_Written instruction_
Take the material below and write it all out again exactly.

Start of Provided entries

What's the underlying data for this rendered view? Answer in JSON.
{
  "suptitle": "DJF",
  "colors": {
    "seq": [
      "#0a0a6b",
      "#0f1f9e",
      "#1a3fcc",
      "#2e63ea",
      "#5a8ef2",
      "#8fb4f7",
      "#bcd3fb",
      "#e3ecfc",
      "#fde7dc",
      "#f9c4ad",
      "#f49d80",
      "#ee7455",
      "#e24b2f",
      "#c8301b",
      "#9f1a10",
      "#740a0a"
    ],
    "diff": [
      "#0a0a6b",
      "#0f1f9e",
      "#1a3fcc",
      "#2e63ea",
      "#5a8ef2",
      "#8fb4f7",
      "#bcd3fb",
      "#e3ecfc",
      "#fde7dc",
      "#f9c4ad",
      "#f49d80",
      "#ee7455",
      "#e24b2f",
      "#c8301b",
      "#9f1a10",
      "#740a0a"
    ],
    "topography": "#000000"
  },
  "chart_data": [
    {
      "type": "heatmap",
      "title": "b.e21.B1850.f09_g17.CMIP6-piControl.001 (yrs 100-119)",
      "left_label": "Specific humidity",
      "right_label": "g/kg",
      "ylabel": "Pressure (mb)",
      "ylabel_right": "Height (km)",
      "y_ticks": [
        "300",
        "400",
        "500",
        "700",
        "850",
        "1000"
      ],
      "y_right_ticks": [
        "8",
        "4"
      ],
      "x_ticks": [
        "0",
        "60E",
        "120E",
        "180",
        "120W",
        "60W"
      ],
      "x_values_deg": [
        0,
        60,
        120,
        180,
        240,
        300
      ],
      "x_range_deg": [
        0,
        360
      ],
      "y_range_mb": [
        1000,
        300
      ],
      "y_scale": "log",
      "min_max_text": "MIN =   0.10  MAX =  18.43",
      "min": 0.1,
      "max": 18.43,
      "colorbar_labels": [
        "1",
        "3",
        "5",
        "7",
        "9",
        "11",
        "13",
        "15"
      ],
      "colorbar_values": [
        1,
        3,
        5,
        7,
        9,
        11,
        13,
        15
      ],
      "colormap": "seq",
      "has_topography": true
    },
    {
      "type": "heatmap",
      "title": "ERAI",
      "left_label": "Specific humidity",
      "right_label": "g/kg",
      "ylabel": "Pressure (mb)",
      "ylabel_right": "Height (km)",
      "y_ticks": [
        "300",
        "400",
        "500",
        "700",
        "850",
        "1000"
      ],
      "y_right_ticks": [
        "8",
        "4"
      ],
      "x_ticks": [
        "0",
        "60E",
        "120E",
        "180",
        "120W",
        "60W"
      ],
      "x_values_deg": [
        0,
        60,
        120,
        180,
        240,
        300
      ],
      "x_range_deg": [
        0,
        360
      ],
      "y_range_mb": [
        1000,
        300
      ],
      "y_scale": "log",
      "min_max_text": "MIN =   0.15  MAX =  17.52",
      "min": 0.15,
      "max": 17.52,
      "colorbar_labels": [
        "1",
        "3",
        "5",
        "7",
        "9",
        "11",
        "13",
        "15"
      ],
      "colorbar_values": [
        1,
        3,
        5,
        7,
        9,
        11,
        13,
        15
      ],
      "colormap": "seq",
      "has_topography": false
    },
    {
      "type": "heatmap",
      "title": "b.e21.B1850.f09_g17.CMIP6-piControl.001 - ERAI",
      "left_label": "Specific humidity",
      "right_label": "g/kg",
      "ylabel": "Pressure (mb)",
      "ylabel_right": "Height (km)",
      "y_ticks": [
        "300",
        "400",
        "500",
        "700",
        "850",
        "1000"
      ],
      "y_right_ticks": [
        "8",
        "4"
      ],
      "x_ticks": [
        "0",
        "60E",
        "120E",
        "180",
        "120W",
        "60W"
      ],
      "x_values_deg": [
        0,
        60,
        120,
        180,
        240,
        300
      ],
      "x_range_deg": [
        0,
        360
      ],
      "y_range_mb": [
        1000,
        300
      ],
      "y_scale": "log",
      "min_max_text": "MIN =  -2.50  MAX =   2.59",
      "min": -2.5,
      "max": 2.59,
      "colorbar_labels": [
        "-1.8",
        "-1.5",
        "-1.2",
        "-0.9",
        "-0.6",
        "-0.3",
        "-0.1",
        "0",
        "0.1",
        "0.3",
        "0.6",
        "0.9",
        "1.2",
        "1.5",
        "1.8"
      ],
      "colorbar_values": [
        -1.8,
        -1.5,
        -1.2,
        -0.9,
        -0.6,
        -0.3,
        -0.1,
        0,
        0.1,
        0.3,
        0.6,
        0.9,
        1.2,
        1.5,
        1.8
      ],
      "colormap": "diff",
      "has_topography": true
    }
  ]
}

End of Provided entries

_Answer to the task_
What's the underlying data for this rendered view? Answer in JSON.
{
  "suptitle": "DJF",
  "colors": {
    "seq": [
      "#0a0a6b",
      "#0f1f9e",
      "#1a3fcc",
      "#2e63ea",
      "#5a8ef2",
      "#8fb4f7",
      "#bcd3fb",
      "#e3ecfc",
      "#fde7dc",
      "#f9c4ad",
      "#f49d80",
      "#ee7455",
      "#e24b2f",
      "#c8301b",
      "#9f1a10",
      "#740a0a"
    ],
    "diff": [
      "#0a0a6b",
      "#0f1f9e",
      "#1a3fcc",
      "#2e63ea",
      "#5a8ef2",
      "#8fb4f7",
      "#bcd3fb",
      "#e3ecfc",
      "#fde7dc",
      "#f9c4ad",
      "#f49d80",
      "#ee7455",
      "#e24b2f",
      "#c8301b",
      "#9f1a10",
      "#740a0a"
    ],
    "topography": "#000000"
  },
  "chart_data": [
    {
      "type": "heatmap",
      "title": "b.e21.B1850.f09_g17.CMIP6-piControl.001 (yrs 100-119)",
      "left_label": "Specific humidity",
      "right_label": "g/kg",
      "ylabel": "Pressure (mb)",
      "ylabel_right": "Height (km)",
      "y_ticks": [
        "300",
        "400",
        "500",
        "700",
        "850",
        "1000"
      ],
      "y_right_ticks": [
        "8",
        "4"
      ],
      "x_ticks": [
        "0",
        "60E",
        "120E",
        "180",
        "120W",
        "60W"
      ],
      "x_values_deg": [
        0,
        60,
        120,
        180,
        240,
        300
      ],
      "x_range_deg": [
        0,
        360
      ],
      "y_range_mb": [
        1000,
        300
      ],
      "y_scale": "log",
      "min_max_text": "MIN =   0.10  MAX =  18.43",
      "min": 0.1,
      "max": 18.43,
      "colorbar_labels": [
        "1",
        "3",
        "5",
        "7",
        "9",
        "11",
        "13",
        "15"
      ],
      "colorbar_values": [
        1,
        3,
        5,
        7,
        9,
        11,
        13,
        15
      ],
      "colormap": "seq",
      "has_topography": true
    },
    {
      "type": "heatmap",
      "title": "ERAI",
      "left_label": "Specific humidity",
      "right_label": "g/kg",
      "ylabel": "Pressure (mb)",
      "ylabel_right": "Height (km)",
      "y_ticks": [
        "300",
        "400",
        "500",
        "700",
        "850",
        "1000"
      ],
      "y_right_ticks": [
        "8",
        "4"
      ],
      "x_ticks": [
        "0",
        "60E",
        "120E",
        "180",
        "120W",
        "60W"
      ],
      "x_values_deg": [
        0,
        60,
        120,
        180,
        240,
        300
      ],
      "x_range_deg": [
        0,
        360
      ],
      "y_range_mb": [
        1000,
        300
      ],
      "y_scale": "log",
      "min_max_text": "MIN =   0.15  MAX =  17.52",
      "min": 0.15,
      "max": 17.52,
      "colorbar_labels": [
        "1",
        "3",
        "5",
        "7",
        "9",
        "11",
        "13",
        "15"
      ],
      "colorbar_values": [
        1,
        3,
        5,
        7,
        9,
        11,
        13,
        15
      ],
      "colormap": "seq",
      "has_topography": false
    },
    {
      "type": "heatmap",
      "title": "b.e21.B1850.f09_g17.CMIP6-piControl.001 - ERAI",
      "left_label": "Specific humidity",
      "right_label": "g/kg",
      "ylabel": "Pressure (mb)",
      "ylabel_right": "Height (km)",
      "y_ticks": [
        "300",
        "400",
        "500",
        "700",
        "850",
        "1000"
      ],
      "y_right_ticks": [
        "8",
        "4"
      ],
      "x_ticks": [
        "0",
        "60E",
        "120E",
        "180",
        "120W",
        "60W"
      ],
      "x_values_deg": [
        0,
        60,
        120,
        180,
        240,
        300
      ],
      "x_range_deg": [
        0,
        360
      ],
      "y_range_mb": [
        1000,
        300
      ],
      "y_scale": "log",
      "min_max_text": "MIN =  -2.50  MAX =   2.59",
      "min": -2.5,
      "max": 2.59,
      "colorbar_labels": [
        "-1.8",
        "-1.5",
        "-1.2",
        "-0.9",
        "-0.6",
        "-0.3",
        "-0.1",
        "0",
        "0.1",
        "0.3",
        "0.6",
        "0.9",
        "1.2",
        "1.5",
        "1.8"
      ],
      "colorbar_values": [
        -1.8,
        -1.5,
        -1.2,
        -0.9,
        -0.6,
        -0.3,
        -0.1,
        0,
        0.1,
        0.3,
        0.6,
        0.9,
        1.2,
        1.5,
        1.8
      ],
      "colormap": "diff",
      "has_topography": true
    }
  ]
}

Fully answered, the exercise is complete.